— Start of DATASET ROWS —

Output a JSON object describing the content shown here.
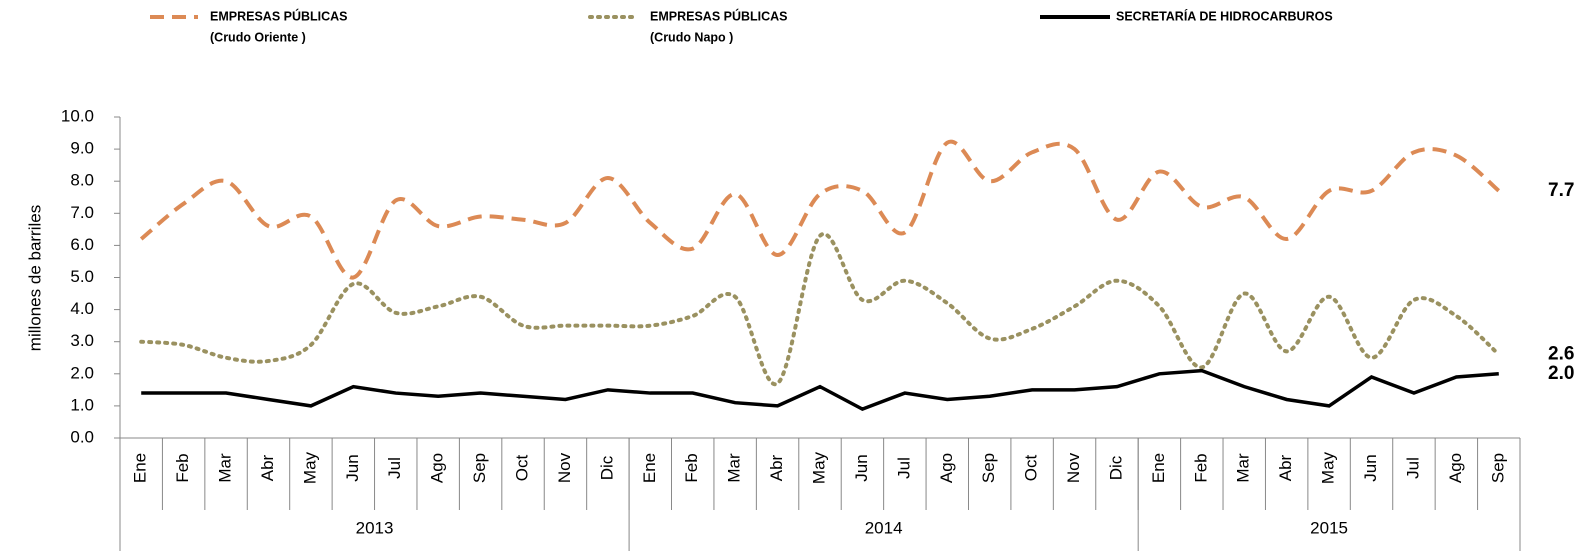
{
  "chart_data": {
    "type": "line",
    "y_label": "millones de barriles",
    "categories": [
      "Ene",
      "Feb",
      "Mar",
      "Abr",
      "May",
      "Jun",
      "Jul",
      "Ago",
      "Sep",
      "Oct",
      "Nov",
      "Dic",
      "Ene",
      "Feb",
      "Mar",
      "Abr",
      "May",
      "Jun",
      "Jul",
      "Ago",
      "Sep",
      "Oct",
      "Nov",
      "Dic",
      "Ene",
      "Feb",
      "Mar",
      "Abr",
      "May",
      "Jun",
      "Jul",
      "Ago",
      "Sep"
    ],
    "category_groups": [
      {
        "name": "2013",
        "size": 12
      },
      {
        "name": "2014",
        "size": 12
      },
      {
        "name": "2015",
        "size": 9
      }
    ],
    "ylim": [
      0,
      10
    ],
    "yticks": [
      {
        "value": 0,
        "label": "0.0"
      },
      {
        "value": 1,
        "label": "1.0"
      },
      {
        "value": 2,
        "label": "2.0"
      },
      {
        "value": 3,
        "label": "3.0"
      },
      {
        "value": 4,
        "label": "4.0"
      },
      {
        "value": 5,
        "label": "5.0"
      },
      {
        "value": 6,
        "label": "6.0"
      },
      {
        "value": 7,
        "label": "7.0"
      },
      {
        "value": 8,
        "label": "8.0"
      },
      {
        "value": 9,
        "label": "9.0"
      },
      {
        "value": 10,
        "label": "10.0"
      }
    ],
    "grid": false,
    "series": [
      {
        "name": [
          "EMPRESAS PÚBLICAS",
          "(Crudo Oriente )"
        ],
        "color": "#dc8a55",
        "dash": "dashed",
        "smooth": true,
        "values": [
          6.2,
          7.3,
          8.0,
          6.6,
          6.9,
          5.0,
          7.4,
          6.6,
          6.9,
          6.8,
          6.7,
          8.1,
          6.7,
          5.9,
          7.6,
          5.7,
          7.6,
          7.7,
          6.4,
          9.2,
          8.0,
          8.9,
          9.0,
          6.8,
          8.3,
          7.2,
          7.5,
          6.2,
          7.7,
          7.7,
          8.9,
          8.8,
          7.7
        ],
        "value_labels": [
          null,
          null,
          null,
          null,
          null,
          null,
          null,
          null,
          null,
          null,
          null,
          null,
          null,
          null,
          null,
          null,
          null,
          null,
          null,
          null,
          null,
          null,
          null,
          null,
          null,
          null,
          null,
          null,
          null,
          null,
          null,
          null,
          "7.7"
        ]
      },
      {
        "name": [
          "EMPRESAS PÚBLICAS",
          "(Crudo Napo )"
        ],
        "color": "#9a9160",
        "dash": "dotted",
        "smooth": true,
        "values": [
          3.0,
          2.9,
          2.5,
          2.4,
          2.9,
          4.8,
          3.9,
          4.1,
          4.4,
          3.5,
          3.5,
          3.5,
          3.5,
          3.8,
          4.4,
          1.7,
          6.3,
          4.3,
          4.9,
          4.2,
          3.1,
          3.4,
          4.1,
          4.9,
          4.1,
          2.2,
          4.5,
          2.7,
          4.4,
          2.5,
          4.3,
          3.8,
          2.6
        ],
        "value_labels": [
          null,
          null,
          null,
          null,
          null,
          null,
          null,
          null,
          null,
          null,
          null,
          null,
          null,
          null,
          null,
          null,
          null,
          null,
          null,
          null,
          null,
          null,
          null,
          null,
          null,
          null,
          null,
          null,
          null,
          null,
          null,
          null,
          "2.6"
        ]
      },
      {
        "name": [
          "SECRETARÍA DE HIDROCARBUROS"
        ],
        "color": "#000000",
        "dash": "solid",
        "smooth": false,
        "values": [
          1.4,
          1.4,
          1.4,
          1.2,
          1.0,
          1.6,
          1.4,
          1.3,
          1.4,
          1.3,
          1.2,
          1.5,
          1.4,
          1.4,
          1.1,
          1.0,
          1.6,
          0.9,
          1.4,
          1.2,
          1.3,
          1.5,
          1.5,
          1.6,
          2.0,
          2.1,
          1.6,
          1.2,
          1.0,
          1.9,
          1.4,
          1.9,
          2.0
        ],
        "value_labels": [
          null,
          null,
          null,
          null,
          null,
          null,
          null,
          null,
          null,
          null,
          null,
          null,
          null,
          null,
          null,
          null,
          null,
          null,
          null,
          null,
          null,
          null,
          null,
          null,
          null,
          null,
          null,
          null,
          null,
          null,
          null,
          null,
          "2.0"
        ]
      }
    ]
  }
}
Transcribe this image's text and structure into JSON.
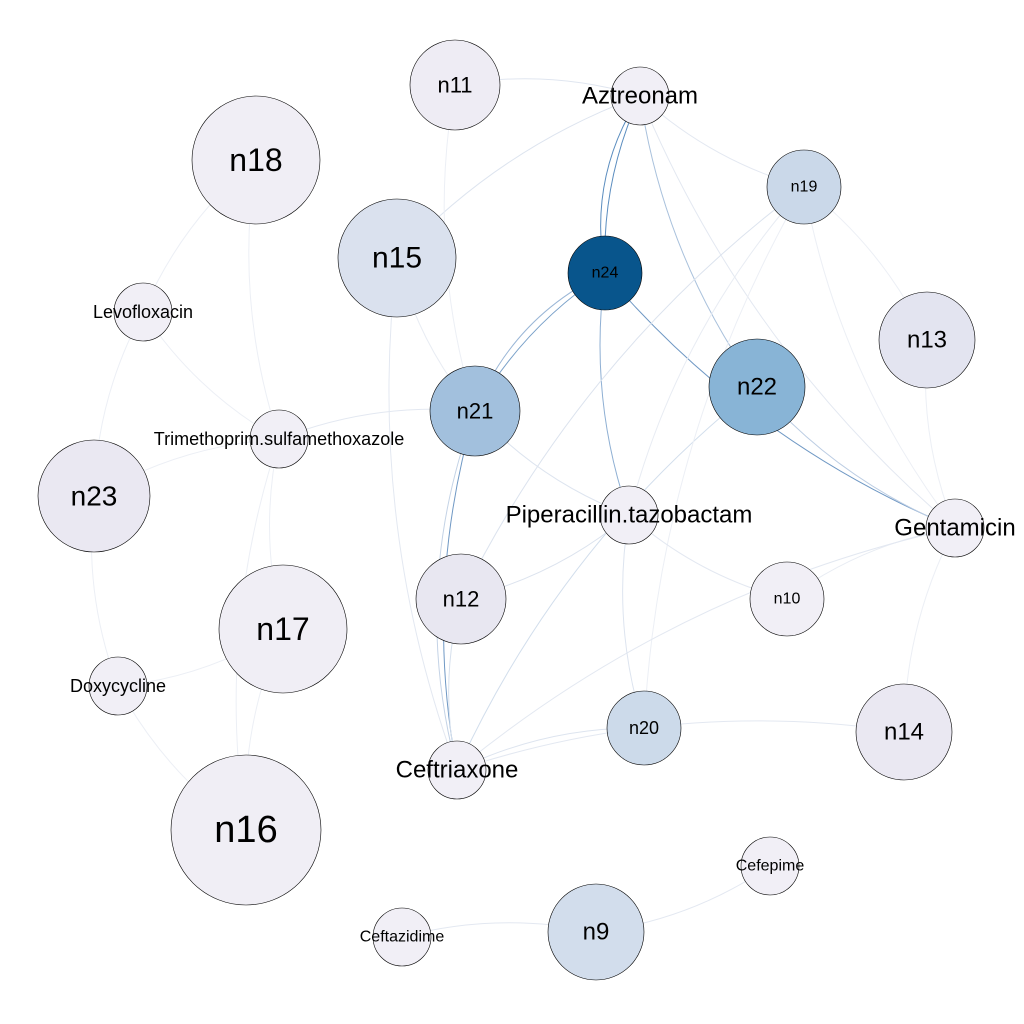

— End of DATASET ROWS —

EXERCISE DIRECTIONS. Leave the images out and output the remaining material exactly as it stands.

CORRECT ANSWER.
Output a JSON object describing the content shown here.
{
  "chart_data": {
    "type": "line",
    "y_label": "millones de barriles",
    "categories": [
      "Ene",
      "Feb",
      "Mar",
      "Abr",
      "May",
      "Jun",
      "Jul",
      "Ago",
      "Sep",
      "Oct",
      "Nov",
      "Dic",
      "Ene",
      "Feb",
      "Mar",
      "Abr",
      "May",
      "Jun",
      "Jul",
      "Ago",
      "Sep",
      "Oct",
      "Nov",
      "Dic",
      "Ene",
      "Feb",
      "Mar",
      "Abr",
      "May",
      "Jun",
      "Jul",
      "Ago",
      "Sep"
    ],
    "category_groups": [
      {
        "name": "2013",
        "size": 12
      },
      {
        "name": "2014",
        "size": 12
      },
      {
        "name": "2015",
        "size": 9
      }
    ],
    "ylim": [
      0,
      10
    ],
    "yticks": [
      {
        "value": 0,
        "label": "0.0"
      },
      {
        "value": 1,
        "label": "1.0"
      },
      {
        "value": 2,
        "label": "2.0"
      },
      {
        "value": 3,
        "label": "3.0"
      },
      {
        "value": 4,
        "label": "4.0"
      },
      {
        "value": 5,
        "label": "5.0"
      },
      {
        "value": 6,
        "label": "6.0"
      },
      {
        "value": 7,
        "label": "7.0"
      },
      {
        "value": 8,
        "label": "8.0"
      },
      {
        "value": 9,
        "label": "9.0"
      },
      {
        "value": 10,
        "label": "10.0"
      }
    ],
    "grid": false,
    "series": [
      {
        "name": [
          "EMPRESAS PÚBLICAS",
          "(Crudo Oriente )"
        ],
        "color": "#dc8a55",
        "dash": "dashed",
        "smooth": true,
        "values": [
          6.2,
          7.3,
          8.0,
          6.6,
          6.9,
          5.0,
          7.4,
          6.6,
          6.9,
          6.8,
          6.7,
          8.1,
          6.7,
          5.9,
          7.6,
          5.7,
          7.6,
          7.7,
          6.4,
          9.2,
          8.0,
          8.9,
          9.0,
          6.8,
          8.3,
          7.2,
          7.5,
          6.2,
          7.7,
          7.7,
          8.9,
          8.8,
          7.7
        ],
        "value_labels": [
          null,
          null,
          null,
          null,
          null,
          null,
          null,
          null,
          null,
          null,
          null,
          null,
          null,
          null,
          null,
          null,
          null,
          null,
          null,
          null,
          null,
          null,
          null,
          null,
          null,
          null,
          null,
          null,
          null,
          null,
          null,
          null,
          "7.7"
        ]
      },
      {
        "name": [
          "EMPRESAS PÚBLICAS",
          "(Crudo Napo )"
        ],
        "color": "#9a9160",
        "dash": "dotted",
        "smooth": true,
        "values": [
          3.0,
          2.9,
          2.5,
          2.4,
          2.9,
          4.8,
          3.9,
          4.1,
          4.4,
          3.5,
          3.5,
          3.5,
          3.5,
          3.8,
          4.4,
          1.7,
          6.3,
          4.3,
          4.9,
          4.2,
          3.1,
          3.4,
          4.1,
          4.9,
          4.1,
          2.2,
          4.5,
          2.7,
          4.4,
          2.5,
          4.3,
          3.8,
          2.6
        ],
        "value_labels": [
          null,
          null,
          null,
          null,
          null,
          null,
          null,
          null,
          null,
          null,
          null,
          null,
          null,
          null,
          null,
          null,
          null,
          null,
          null,
          null,
          null,
          null,
          null,
          null,
          null,
          null,
          null,
          null,
          null,
          null,
          null,
          null,
          "2.6"
        ]
      },
      {
        "name": [
          "SECRETARÍA DE HIDROCARBUROS"
        ],
        "color": "#000000",
        "dash": "solid",
        "smooth": false,
        "values": [
          1.4,
          1.4,
          1.4,
          1.2,
          1.0,
          1.6,
          1.4,
          1.3,
          1.4,
          1.3,
          1.2,
          1.5,
          1.4,
          1.4,
          1.1,
          1.0,
          1.6,
          0.9,
          1.4,
          1.2,
          1.3,
          1.5,
          1.5,
          1.6,
          2.0,
          2.1,
          1.6,
          1.2,
          1.0,
          1.9,
          1.4,
          1.9,
          2.0
        ],
        "value_labels": [
          null,
          null,
          null,
          null,
          null,
          null,
          null,
          null,
          null,
          null,
          null,
          null,
          null,
          null,
          null,
          null,
          null,
          null,
          null,
          null,
          null,
          null,
          null,
          null,
          null,
          null,
          null,
          null,
          null,
          null,
          null,
          null,
          "2.0"
        ]
      }
    ]
  }
}
Transcribe this image's text and structure into JSON.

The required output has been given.